§ **Instructions to follow**:
Drop the pictures from the entries below, then reproduce the rest exactly.

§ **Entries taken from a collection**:
========================================

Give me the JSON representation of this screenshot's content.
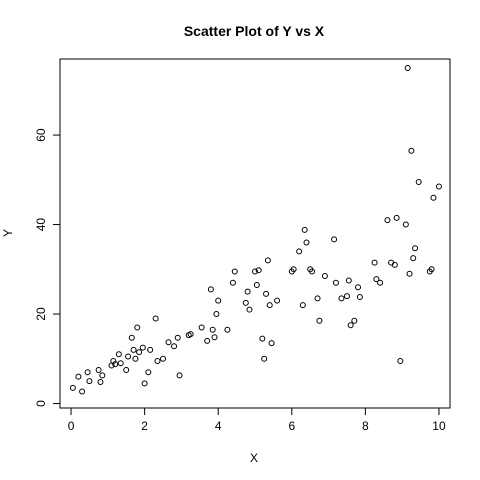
{
  "chart_data": {
    "type": "scatter",
    "title": "Scatter Plot of Y vs X",
    "xlabel": "X",
    "ylabel": "Y",
    "xlim": [
      -0.3,
      10.3
    ],
    "ylim": [
      -1,
      77
    ],
    "xticks": [
      0,
      2,
      4,
      6,
      8,
      10
    ],
    "yticks": [
      0,
      20,
      40,
      60
    ],
    "grid": false,
    "legend": "none",
    "point_color": "#000000",
    "series": [
      {
        "marker": "open-circle",
        "x": [
          0.05,
          0.2,
          0.3,
          0.45,
          0.5,
          0.75,
          0.8,
          0.85,
          1.1,
          1.15,
          1.2,
          1.3,
          1.35,
          1.5,
          1.55,
          1.65,
          1.7,
          1.75,
          1.8,
          1.85,
          1.95,
          2.0,
          2.1,
          2.15,
          2.3,
          2.35,
          2.5,
          2.65,
          2.8,
          2.9,
          2.95,
          3.2,
          3.25,
          3.55,
          3.7,
          3.8,
          3.85,
          3.9,
          3.95,
          4.0,
          4.25,
          4.4,
          4.45,
          4.75,
          4.8,
          4.85,
          5.0,
          5.05,
          5.1,
          5.2,
          5.25,
          5.3,
          5.35,
          5.4,
          5.45,
          5.6,
          6.0,
          6.05,
          6.2,
          6.3,
          6.35,
          6.4,
          6.5,
          6.55,
          6.7,
          6.75,
          6.9,
          7.15,
          7.2,
          7.35,
          7.5,
          7.55,
          7.6,
          7.7,
          7.8,
          7.85,
          8.25,
          8.3,
          8.4,
          8.6,
          8.7,
          8.8,
          8.85,
          8.95,
          9.1,
          9.15,
          9.2,
          9.25,
          9.3,
          9.35,
          9.45,
          9.75,
          9.8,
          9.85,
          10.0
        ],
        "y": [
          3.5,
          6.0,
          2.7,
          7.0,
          5.0,
          7.5,
          4.8,
          6.3,
          8.5,
          9.5,
          8.8,
          11.0,
          9.0,
          7.5,
          10.5,
          14.7,
          12.0,
          10.0,
          17.0,
          11.5,
          12.5,
          4.5,
          7.0,
          12.0,
          19.0,
          9.5,
          10.0,
          13.7,
          12.8,
          14.7,
          6.3,
          15.3,
          15.5,
          17.0,
          14.0,
          25.5,
          16.5,
          14.8,
          20.0,
          23.0,
          16.5,
          27.0,
          29.5,
          22.5,
          25.0,
          21.0,
          29.5,
          26.5,
          29.8,
          14.5,
          10.0,
          24.5,
          32.0,
          22.0,
          13.5,
          23.0,
          29.5,
          30.0,
          34.0,
          22.0,
          38.8,
          36.0,
          30.0,
          29.5,
          23.5,
          18.5,
          28.5,
          36.7,
          27.0,
          23.5,
          24.0,
          27.5,
          17.5,
          18.5,
          26.0,
          23.8,
          31.5,
          27.8,
          27.0,
          41.0,
          31.5,
          31.0,
          41.5,
          9.5,
          40.0,
          75.0,
          29.0,
          56.5,
          32.5,
          34.7,
          49.5,
          29.5,
          30.0,
          46.0,
          48.5
        ]
      }
    ]
  }
}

========================================

§ **Task response**:
Give me the JSON representation of this screenshot's content.
{
  "chart_data": {
    "type": "scatter",
    "title": "Scatter Plot of Y vs X",
    "xlabel": "X",
    "ylabel": "Y",
    "xlim": [
      -0.3,
      10.3
    ],
    "ylim": [
      -1,
      77
    ],
    "xticks": [
      0,
      2,
      4,
      6,
      8,
      10
    ],
    "yticks": [
      0,
      20,
      40,
      60
    ],
    "grid": false,
    "legend": "none",
    "point_color": "#000000",
    "series": [
      {
        "marker": "open-circle",
        "x": [
          0.05,
          0.2,
          0.3,
          0.45,
          0.5,
          0.75,
          0.8,
          0.85,
          1.1,
          1.15,
          1.2,
          1.3,
          1.35,
          1.5,
          1.55,
          1.65,
          1.7,
          1.75,
          1.8,
          1.85,
          1.95,
          2.0,
          2.1,
          2.15,
          2.3,
          2.35,
          2.5,
          2.65,
          2.8,
          2.9,
          2.95,
          3.2,
          3.25,
          3.55,
          3.7,
          3.8,
          3.85,
          3.9,
          3.95,
          4.0,
          4.25,
          4.4,
          4.45,
          4.75,
          4.8,
          4.85,
          5.0,
          5.05,
          5.1,
          5.2,
          5.25,
          5.3,
          5.35,
          5.4,
          5.45,
          5.6,
          6.0,
          6.05,
          6.2,
          6.3,
          6.35,
          6.4,
          6.5,
          6.55,
          6.7,
          6.75,
          6.9,
          7.15,
          7.2,
          7.35,
          7.5,
          7.55,
          7.6,
          7.7,
          7.8,
          7.85,
          8.25,
          8.3,
          8.4,
          8.6,
          8.7,
          8.8,
          8.85,
          8.95,
          9.1,
          9.15,
          9.2,
          9.25,
          9.3,
          9.35,
          9.45,
          9.75,
          9.8,
          9.85,
          10.0
        ],
        "y": [
          3.5,
          6.0,
          2.7,
          7.0,
          5.0,
          7.5,
          4.8,
          6.3,
          8.5,
          9.5,
          8.8,
          11.0,
          9.0,
          7.5,
          10.5,
          14.7,
          12.0,
          10.0,
          17.0,
          11.5,
          12.5,
          4.5,
          7.0,
          12.0,
          19.0,
          9.5,
          10.0,
          13.7,
          12.8,
          14.7,
          6.3,
          15.3,
          15.5,
          17.0,
          14.0,
          25.5,
          16.5,
          14.8,
          20.0,
          23.0,
          16.5,
          27.0,
          29.5,
          22.5,
          25.0,
          21.0,
          29.5,
          26.5,
          29.8,
          14.5,
          10.0,
          24.5,
          32.0,
          22.0,
          13.5,
          23.0,
          29.5,
          30.0,
          34.0,
          22.0,
          38.8,
          36.0,
          30.0,
          29.5,
          23.5,
          18.5,
          28.5,
          36.7,
          27.0,
          23.5,
          24.0,
          27.5,
          17.5,
          18.5,
          26.0,
          23.8,
          31.5,
          27.8,
          27.0,
          41.0,
          31.5,
          31.0,
          41.5,
          9.5,
          40.0,
          75.0,
          29.0,
          56.5,
          32.5,
          34.7,
          49.5,
          29.5,
          30.0,
          46.0,
          48.5
        ]
      }
    ]
  }
}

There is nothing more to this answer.